#### Work to be completed:
If a line of the material contains "använder", copy it.
------ Dataset extract ------
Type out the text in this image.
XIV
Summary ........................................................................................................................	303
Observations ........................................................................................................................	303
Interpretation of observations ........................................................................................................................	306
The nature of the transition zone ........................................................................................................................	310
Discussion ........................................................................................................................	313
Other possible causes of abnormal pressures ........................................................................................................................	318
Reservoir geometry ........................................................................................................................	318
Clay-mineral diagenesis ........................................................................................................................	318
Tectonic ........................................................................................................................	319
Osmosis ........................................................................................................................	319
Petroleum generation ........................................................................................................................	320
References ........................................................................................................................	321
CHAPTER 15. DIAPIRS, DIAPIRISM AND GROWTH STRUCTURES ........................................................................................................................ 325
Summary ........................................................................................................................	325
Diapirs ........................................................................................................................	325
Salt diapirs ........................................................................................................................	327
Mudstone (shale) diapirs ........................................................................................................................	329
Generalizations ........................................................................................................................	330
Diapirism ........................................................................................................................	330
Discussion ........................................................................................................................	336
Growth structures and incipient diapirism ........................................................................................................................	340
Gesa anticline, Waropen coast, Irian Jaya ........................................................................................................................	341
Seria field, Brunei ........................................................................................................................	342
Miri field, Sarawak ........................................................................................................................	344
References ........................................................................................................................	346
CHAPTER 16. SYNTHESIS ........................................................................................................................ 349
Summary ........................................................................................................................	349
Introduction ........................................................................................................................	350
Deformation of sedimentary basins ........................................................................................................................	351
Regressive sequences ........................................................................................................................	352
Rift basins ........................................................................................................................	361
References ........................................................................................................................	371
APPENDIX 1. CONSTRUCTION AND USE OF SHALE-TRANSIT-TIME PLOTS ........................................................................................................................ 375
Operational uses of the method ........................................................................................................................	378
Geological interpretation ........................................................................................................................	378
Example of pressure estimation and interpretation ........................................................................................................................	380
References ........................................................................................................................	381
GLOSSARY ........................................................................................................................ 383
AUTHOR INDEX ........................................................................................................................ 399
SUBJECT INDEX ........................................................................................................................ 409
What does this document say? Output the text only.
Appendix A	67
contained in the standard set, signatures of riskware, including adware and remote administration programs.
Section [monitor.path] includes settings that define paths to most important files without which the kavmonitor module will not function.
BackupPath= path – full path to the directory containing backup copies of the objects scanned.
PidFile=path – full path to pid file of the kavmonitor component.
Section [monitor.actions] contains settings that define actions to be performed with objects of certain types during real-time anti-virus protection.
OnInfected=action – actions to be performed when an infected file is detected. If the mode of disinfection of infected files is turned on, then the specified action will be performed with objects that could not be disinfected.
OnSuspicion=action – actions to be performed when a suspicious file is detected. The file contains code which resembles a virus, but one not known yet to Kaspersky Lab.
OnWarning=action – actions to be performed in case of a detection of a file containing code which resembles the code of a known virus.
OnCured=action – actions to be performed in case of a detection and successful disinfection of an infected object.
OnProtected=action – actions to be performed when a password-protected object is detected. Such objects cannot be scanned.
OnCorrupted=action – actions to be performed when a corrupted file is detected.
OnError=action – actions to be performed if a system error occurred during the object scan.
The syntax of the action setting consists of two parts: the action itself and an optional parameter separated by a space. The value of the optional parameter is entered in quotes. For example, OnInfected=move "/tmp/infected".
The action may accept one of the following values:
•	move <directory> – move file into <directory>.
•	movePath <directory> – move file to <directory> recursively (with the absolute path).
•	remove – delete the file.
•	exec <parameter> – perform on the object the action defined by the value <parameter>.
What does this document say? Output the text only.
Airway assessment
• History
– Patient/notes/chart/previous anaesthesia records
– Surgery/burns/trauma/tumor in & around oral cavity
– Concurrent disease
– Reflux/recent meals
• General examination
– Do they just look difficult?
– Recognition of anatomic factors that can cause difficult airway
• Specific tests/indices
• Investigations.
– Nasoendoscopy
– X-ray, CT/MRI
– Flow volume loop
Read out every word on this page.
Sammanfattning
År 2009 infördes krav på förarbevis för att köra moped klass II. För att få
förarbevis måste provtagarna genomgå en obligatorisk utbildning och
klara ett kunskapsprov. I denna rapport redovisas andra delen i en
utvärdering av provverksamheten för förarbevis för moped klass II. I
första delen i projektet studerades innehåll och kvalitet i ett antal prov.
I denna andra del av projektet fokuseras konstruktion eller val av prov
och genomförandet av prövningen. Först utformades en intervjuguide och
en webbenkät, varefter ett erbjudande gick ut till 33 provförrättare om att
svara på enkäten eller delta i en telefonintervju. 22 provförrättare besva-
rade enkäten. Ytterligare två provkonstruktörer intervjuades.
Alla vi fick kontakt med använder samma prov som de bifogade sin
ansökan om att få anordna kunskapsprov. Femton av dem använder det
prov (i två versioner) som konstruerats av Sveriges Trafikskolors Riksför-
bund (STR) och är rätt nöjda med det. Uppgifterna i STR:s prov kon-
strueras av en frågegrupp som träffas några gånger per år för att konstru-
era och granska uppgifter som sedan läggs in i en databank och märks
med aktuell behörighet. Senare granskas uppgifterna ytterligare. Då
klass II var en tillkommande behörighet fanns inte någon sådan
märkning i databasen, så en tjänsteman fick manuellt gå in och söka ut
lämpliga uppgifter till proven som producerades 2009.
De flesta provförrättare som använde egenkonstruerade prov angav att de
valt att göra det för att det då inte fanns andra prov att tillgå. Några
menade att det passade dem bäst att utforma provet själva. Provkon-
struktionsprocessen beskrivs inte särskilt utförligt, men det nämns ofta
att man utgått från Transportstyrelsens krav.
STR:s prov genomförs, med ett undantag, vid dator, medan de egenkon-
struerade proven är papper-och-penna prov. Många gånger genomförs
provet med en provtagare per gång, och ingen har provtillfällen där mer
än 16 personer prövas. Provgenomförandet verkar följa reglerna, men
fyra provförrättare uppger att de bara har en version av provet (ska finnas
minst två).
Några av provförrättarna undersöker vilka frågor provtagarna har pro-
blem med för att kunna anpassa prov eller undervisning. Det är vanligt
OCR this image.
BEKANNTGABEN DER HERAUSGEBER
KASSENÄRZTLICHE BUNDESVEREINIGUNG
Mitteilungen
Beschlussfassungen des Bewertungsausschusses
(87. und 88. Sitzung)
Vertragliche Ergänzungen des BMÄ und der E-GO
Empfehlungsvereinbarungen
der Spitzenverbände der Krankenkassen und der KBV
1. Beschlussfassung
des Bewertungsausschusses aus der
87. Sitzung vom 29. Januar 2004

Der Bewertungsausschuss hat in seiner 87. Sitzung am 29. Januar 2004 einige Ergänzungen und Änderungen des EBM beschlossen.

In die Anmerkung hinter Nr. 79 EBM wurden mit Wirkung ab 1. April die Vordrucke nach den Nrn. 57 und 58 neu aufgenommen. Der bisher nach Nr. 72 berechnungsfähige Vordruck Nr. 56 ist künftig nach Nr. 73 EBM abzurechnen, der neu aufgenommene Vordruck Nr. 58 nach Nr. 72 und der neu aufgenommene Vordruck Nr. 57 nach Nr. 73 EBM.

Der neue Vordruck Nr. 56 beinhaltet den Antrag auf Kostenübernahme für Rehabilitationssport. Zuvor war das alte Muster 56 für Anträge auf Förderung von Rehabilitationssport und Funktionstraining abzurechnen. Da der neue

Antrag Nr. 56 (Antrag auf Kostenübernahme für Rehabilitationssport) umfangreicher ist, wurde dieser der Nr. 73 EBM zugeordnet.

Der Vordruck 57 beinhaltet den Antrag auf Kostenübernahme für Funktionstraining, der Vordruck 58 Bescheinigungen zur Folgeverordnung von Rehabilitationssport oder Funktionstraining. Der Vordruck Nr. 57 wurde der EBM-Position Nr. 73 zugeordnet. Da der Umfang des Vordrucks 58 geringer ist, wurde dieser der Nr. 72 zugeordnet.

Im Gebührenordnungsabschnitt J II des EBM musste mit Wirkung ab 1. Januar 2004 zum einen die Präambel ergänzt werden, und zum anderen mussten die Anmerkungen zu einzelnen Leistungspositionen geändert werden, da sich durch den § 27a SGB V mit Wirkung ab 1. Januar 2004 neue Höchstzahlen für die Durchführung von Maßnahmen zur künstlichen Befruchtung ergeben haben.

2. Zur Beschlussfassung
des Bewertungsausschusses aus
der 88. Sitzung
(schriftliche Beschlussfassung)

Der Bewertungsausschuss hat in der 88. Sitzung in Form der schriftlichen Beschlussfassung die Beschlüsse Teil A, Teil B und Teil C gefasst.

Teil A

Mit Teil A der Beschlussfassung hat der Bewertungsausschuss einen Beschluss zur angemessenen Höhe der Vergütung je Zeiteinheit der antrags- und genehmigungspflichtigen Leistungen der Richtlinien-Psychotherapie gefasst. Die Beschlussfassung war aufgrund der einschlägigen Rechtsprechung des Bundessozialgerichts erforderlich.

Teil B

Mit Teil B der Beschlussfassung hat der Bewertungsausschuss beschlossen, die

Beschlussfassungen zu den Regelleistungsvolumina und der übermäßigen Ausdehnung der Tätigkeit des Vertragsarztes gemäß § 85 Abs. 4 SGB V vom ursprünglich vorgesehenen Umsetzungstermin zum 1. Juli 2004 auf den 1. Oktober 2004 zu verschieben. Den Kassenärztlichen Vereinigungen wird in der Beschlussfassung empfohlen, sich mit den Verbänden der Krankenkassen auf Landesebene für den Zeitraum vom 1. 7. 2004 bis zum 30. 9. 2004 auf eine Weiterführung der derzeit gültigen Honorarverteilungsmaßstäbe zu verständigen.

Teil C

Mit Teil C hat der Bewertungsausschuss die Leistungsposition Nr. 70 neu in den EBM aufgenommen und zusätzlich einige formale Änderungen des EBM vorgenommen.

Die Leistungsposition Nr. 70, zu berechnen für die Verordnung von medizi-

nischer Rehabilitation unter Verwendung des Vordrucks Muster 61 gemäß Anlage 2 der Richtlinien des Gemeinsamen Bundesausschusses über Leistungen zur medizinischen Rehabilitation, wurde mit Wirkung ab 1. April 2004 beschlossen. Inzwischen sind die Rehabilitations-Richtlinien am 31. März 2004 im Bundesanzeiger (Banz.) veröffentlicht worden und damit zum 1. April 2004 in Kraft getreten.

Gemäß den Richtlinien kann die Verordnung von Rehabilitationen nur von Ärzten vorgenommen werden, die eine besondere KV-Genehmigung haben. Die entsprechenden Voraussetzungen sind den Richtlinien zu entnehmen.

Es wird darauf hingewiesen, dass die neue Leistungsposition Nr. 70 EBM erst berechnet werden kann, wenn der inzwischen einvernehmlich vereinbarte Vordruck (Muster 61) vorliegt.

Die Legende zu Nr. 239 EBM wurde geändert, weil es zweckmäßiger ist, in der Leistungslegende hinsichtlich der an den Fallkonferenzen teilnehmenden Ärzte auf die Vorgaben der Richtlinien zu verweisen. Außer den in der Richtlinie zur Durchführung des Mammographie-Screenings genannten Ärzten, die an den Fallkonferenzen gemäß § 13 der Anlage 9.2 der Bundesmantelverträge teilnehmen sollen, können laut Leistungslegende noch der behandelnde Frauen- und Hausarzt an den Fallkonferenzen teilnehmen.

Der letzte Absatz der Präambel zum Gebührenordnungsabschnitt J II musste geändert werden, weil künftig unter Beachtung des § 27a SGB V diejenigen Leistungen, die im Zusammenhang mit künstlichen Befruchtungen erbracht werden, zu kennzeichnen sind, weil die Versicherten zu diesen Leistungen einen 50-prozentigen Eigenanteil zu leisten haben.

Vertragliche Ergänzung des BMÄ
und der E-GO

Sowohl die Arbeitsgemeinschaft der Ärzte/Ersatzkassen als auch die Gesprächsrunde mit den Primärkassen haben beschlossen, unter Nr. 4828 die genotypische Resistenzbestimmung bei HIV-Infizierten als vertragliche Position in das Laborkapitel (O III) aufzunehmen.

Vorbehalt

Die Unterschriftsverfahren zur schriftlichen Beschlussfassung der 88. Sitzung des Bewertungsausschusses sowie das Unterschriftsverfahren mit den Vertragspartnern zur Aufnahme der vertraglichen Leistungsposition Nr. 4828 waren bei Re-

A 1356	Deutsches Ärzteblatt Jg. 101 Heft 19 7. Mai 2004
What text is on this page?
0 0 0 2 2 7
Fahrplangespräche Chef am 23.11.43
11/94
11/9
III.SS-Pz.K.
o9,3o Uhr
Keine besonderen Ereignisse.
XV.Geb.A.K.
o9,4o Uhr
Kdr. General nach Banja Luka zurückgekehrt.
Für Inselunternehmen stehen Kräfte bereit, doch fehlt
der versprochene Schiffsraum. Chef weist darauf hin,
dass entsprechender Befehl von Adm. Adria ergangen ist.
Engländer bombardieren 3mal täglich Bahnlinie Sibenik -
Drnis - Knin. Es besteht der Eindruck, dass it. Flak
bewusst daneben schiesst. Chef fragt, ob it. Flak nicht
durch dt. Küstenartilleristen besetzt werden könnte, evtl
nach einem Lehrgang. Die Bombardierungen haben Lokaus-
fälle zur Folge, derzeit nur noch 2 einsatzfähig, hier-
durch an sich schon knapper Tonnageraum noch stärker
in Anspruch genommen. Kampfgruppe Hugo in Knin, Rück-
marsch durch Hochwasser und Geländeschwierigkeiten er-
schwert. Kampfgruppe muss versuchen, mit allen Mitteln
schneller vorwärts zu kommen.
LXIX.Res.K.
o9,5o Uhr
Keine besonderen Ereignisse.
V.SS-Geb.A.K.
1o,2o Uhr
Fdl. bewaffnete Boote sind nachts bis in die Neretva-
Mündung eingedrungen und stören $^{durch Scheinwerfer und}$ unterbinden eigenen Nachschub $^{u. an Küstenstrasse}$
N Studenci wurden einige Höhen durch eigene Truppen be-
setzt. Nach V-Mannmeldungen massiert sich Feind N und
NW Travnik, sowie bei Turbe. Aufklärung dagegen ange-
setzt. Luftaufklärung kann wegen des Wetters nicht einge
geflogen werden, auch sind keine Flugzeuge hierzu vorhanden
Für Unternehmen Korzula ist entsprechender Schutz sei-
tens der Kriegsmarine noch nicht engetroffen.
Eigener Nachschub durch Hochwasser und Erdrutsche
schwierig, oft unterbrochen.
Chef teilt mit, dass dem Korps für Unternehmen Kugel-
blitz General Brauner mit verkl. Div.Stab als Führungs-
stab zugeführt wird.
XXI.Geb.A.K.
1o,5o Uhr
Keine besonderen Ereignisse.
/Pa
------
#### Task output:
Alla vi fick kontakt med använder samma prov som de bifogade sin
ansökan om att få anordna kunskapsprov. Femton av dem använder det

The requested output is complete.